Excerpts from a figure dataset:

══════════════════════════════

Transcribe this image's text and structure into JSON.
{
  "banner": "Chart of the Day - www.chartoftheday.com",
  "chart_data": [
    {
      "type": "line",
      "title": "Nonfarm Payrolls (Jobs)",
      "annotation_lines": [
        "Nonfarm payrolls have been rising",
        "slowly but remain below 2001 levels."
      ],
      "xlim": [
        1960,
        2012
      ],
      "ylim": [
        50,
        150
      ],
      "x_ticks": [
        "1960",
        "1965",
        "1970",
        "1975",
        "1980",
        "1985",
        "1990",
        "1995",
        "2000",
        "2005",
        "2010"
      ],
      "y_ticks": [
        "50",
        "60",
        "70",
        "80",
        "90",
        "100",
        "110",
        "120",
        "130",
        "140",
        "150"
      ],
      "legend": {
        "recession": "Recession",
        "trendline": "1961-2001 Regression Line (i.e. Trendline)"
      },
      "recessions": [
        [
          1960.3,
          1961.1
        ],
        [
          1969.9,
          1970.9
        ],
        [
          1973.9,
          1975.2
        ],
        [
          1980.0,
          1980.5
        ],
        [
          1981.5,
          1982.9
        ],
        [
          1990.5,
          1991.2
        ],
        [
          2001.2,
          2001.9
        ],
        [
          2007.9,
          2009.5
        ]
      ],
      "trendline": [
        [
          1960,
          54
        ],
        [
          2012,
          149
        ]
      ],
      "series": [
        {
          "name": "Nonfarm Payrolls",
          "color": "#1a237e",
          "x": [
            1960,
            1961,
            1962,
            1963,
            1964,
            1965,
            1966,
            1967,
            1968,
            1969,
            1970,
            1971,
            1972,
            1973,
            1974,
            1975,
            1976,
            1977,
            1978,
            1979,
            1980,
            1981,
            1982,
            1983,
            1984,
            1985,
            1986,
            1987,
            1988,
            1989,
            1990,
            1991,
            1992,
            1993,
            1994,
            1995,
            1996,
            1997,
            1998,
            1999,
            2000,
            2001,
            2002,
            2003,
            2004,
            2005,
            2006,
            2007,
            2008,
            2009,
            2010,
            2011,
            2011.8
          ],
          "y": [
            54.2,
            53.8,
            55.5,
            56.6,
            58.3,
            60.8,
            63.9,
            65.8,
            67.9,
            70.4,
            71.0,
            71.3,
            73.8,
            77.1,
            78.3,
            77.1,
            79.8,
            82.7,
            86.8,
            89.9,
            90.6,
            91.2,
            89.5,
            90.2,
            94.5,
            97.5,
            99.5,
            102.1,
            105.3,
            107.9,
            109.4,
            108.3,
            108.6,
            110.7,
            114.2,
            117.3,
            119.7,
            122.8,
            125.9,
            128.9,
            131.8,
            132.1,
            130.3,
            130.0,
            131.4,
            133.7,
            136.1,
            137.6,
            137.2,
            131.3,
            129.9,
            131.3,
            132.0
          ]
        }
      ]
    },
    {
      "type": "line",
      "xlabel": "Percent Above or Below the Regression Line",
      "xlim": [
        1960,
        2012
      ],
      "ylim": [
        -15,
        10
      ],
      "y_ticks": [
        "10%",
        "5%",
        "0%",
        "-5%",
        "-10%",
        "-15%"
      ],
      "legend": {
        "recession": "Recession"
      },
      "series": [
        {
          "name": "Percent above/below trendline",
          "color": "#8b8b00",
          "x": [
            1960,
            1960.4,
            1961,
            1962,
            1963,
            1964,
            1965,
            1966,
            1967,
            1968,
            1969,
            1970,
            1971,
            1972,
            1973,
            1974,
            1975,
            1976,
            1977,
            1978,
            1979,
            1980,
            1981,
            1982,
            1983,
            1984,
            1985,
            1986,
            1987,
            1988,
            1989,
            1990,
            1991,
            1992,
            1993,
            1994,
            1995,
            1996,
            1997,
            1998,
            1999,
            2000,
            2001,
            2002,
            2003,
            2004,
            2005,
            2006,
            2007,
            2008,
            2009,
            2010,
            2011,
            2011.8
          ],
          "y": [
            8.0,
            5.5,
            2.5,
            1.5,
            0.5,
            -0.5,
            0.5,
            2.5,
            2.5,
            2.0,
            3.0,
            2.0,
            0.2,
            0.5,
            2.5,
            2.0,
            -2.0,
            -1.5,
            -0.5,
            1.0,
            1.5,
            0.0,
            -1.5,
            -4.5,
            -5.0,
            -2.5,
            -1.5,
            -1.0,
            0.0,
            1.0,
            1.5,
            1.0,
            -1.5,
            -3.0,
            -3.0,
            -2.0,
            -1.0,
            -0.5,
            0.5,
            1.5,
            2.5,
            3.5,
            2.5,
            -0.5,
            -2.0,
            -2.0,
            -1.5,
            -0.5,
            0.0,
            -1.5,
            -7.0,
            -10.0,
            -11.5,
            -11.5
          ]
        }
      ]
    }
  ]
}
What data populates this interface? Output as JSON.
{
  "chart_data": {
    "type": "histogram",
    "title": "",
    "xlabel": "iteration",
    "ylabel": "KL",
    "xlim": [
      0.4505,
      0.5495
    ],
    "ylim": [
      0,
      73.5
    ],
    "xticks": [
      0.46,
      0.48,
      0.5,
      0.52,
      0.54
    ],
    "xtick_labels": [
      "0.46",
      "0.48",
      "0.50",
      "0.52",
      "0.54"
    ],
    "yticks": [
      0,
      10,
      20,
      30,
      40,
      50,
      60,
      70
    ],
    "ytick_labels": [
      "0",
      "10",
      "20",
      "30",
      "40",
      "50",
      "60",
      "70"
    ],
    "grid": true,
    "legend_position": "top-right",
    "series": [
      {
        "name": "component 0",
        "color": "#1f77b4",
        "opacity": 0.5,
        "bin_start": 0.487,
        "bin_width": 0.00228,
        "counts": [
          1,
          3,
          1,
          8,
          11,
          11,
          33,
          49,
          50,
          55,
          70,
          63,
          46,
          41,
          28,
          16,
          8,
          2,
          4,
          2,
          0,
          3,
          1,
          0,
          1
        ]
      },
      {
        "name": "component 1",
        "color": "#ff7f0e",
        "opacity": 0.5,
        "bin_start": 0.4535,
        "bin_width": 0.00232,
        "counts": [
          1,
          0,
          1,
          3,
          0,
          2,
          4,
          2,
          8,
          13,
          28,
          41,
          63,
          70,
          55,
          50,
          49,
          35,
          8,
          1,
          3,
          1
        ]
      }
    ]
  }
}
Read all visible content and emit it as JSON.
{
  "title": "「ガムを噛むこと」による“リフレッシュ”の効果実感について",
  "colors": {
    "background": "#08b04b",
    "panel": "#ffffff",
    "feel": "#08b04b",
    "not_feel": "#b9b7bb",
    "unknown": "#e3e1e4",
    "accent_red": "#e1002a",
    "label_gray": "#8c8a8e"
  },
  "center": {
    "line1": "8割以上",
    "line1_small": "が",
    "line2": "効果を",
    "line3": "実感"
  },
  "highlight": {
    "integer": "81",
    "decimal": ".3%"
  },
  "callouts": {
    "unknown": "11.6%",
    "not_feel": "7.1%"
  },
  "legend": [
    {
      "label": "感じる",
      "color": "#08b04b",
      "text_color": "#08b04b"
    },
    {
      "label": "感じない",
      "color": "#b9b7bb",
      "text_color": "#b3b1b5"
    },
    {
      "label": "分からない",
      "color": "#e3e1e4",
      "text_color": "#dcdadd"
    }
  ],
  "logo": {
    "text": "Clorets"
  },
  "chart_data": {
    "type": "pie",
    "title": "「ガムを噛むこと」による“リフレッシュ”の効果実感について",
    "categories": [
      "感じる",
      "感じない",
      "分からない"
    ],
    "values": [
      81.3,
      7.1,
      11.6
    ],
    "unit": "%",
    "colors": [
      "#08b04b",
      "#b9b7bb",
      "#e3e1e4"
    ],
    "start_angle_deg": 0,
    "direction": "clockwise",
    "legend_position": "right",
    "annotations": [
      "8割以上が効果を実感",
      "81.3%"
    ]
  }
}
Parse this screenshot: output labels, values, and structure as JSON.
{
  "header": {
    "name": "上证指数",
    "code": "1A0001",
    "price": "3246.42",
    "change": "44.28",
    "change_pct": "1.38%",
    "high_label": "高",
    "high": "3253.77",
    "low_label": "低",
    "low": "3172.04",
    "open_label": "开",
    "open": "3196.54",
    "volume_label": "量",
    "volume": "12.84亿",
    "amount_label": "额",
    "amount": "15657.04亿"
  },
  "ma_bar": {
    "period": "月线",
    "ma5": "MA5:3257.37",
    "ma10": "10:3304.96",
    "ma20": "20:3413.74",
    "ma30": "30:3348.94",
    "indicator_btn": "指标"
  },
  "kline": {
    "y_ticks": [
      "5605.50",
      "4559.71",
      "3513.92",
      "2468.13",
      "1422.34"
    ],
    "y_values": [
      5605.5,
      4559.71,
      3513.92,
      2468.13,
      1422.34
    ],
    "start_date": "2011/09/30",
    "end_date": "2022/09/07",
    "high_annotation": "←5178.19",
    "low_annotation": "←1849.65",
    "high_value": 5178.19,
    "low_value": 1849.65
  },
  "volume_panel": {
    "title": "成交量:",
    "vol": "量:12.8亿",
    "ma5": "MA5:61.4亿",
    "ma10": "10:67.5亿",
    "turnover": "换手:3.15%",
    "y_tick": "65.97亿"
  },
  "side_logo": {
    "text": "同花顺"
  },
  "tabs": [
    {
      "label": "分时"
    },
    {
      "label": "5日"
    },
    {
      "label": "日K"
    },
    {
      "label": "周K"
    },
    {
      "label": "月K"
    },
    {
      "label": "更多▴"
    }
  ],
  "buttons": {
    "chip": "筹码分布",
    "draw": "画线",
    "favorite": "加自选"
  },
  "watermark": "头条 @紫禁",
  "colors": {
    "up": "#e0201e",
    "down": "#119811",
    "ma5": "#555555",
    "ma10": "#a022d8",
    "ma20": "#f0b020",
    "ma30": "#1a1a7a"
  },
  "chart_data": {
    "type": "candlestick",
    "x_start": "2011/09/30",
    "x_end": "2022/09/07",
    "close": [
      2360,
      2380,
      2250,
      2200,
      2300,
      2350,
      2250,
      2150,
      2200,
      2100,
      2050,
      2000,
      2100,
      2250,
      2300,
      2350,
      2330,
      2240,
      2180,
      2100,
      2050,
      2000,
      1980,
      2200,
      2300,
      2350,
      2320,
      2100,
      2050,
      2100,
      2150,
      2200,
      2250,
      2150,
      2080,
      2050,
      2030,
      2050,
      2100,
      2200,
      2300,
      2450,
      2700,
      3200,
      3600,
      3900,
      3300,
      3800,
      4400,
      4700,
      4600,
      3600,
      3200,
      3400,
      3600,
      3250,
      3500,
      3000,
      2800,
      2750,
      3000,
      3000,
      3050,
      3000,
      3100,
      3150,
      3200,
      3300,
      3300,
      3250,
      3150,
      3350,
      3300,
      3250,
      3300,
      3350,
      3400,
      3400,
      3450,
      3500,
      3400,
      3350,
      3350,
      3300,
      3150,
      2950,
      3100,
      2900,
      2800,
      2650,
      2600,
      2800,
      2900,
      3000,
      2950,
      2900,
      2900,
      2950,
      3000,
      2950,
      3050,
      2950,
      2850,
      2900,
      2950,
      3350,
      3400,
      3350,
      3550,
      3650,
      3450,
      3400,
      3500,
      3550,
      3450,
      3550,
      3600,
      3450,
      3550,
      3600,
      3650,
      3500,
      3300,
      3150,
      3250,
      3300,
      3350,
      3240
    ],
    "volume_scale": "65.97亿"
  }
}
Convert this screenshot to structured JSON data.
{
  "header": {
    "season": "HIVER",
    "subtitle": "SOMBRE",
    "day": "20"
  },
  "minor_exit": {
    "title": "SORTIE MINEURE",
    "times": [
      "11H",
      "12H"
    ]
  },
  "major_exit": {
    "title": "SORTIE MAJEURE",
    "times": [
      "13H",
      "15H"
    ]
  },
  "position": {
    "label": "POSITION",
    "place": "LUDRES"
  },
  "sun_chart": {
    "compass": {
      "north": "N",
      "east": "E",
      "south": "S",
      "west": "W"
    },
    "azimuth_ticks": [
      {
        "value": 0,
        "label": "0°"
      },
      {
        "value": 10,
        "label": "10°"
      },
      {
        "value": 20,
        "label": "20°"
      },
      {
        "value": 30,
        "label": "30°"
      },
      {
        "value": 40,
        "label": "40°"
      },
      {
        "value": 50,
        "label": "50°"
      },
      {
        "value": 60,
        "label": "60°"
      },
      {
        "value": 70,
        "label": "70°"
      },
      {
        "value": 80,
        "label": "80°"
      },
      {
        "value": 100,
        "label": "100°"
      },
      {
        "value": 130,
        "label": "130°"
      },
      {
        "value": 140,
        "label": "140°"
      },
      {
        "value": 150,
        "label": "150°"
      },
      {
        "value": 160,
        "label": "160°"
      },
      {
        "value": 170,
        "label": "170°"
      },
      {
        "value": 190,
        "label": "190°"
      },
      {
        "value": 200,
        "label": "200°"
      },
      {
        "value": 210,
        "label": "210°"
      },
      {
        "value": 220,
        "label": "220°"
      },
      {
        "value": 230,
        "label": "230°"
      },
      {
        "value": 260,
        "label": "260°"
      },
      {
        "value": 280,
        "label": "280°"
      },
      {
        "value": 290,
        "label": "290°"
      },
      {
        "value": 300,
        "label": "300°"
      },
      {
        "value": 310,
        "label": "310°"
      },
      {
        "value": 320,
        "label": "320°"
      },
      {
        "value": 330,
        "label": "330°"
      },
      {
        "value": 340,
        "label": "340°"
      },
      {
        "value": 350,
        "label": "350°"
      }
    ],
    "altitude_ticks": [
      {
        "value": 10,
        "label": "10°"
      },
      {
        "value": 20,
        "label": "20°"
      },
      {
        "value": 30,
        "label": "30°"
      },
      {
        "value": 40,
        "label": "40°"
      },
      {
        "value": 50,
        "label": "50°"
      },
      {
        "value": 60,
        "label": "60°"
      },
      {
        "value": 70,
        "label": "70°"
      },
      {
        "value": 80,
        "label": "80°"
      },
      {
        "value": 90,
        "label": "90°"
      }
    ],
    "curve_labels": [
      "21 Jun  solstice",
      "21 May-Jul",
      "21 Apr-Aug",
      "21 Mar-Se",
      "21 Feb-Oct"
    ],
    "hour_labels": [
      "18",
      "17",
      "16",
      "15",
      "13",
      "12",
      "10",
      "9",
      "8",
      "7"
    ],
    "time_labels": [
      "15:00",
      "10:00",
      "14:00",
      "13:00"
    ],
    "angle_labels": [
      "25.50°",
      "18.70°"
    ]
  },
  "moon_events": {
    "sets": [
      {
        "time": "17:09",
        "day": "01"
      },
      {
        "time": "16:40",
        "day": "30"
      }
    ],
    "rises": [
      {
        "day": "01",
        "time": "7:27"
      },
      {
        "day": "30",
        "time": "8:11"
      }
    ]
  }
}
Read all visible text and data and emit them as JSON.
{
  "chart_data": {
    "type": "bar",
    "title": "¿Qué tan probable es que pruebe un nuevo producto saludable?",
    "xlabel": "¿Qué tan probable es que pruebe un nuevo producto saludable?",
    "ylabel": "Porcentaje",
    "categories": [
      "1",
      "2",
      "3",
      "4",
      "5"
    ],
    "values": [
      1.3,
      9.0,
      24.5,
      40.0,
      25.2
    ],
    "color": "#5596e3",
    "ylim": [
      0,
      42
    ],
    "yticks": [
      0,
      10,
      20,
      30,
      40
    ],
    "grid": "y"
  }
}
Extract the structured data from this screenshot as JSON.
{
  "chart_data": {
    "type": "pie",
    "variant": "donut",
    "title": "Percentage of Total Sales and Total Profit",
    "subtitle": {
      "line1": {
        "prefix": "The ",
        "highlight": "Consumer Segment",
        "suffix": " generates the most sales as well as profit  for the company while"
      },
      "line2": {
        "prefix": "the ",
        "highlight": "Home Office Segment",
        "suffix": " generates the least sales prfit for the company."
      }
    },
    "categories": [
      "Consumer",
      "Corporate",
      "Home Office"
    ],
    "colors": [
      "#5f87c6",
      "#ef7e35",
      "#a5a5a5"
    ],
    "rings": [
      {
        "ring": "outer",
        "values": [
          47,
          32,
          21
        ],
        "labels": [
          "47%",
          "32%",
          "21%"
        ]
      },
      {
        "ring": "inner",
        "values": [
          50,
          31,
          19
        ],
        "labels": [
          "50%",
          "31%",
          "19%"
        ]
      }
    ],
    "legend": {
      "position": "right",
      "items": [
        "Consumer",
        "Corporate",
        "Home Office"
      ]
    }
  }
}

══════════════════════════════

Task objective ▸
In the entries above, find lines with "generates" and copy each.

Exercise answer ▸
        "suffix": " generates the most sales as well as profit  for the company while"
        "suffix": " generates the least sales prfit for the company."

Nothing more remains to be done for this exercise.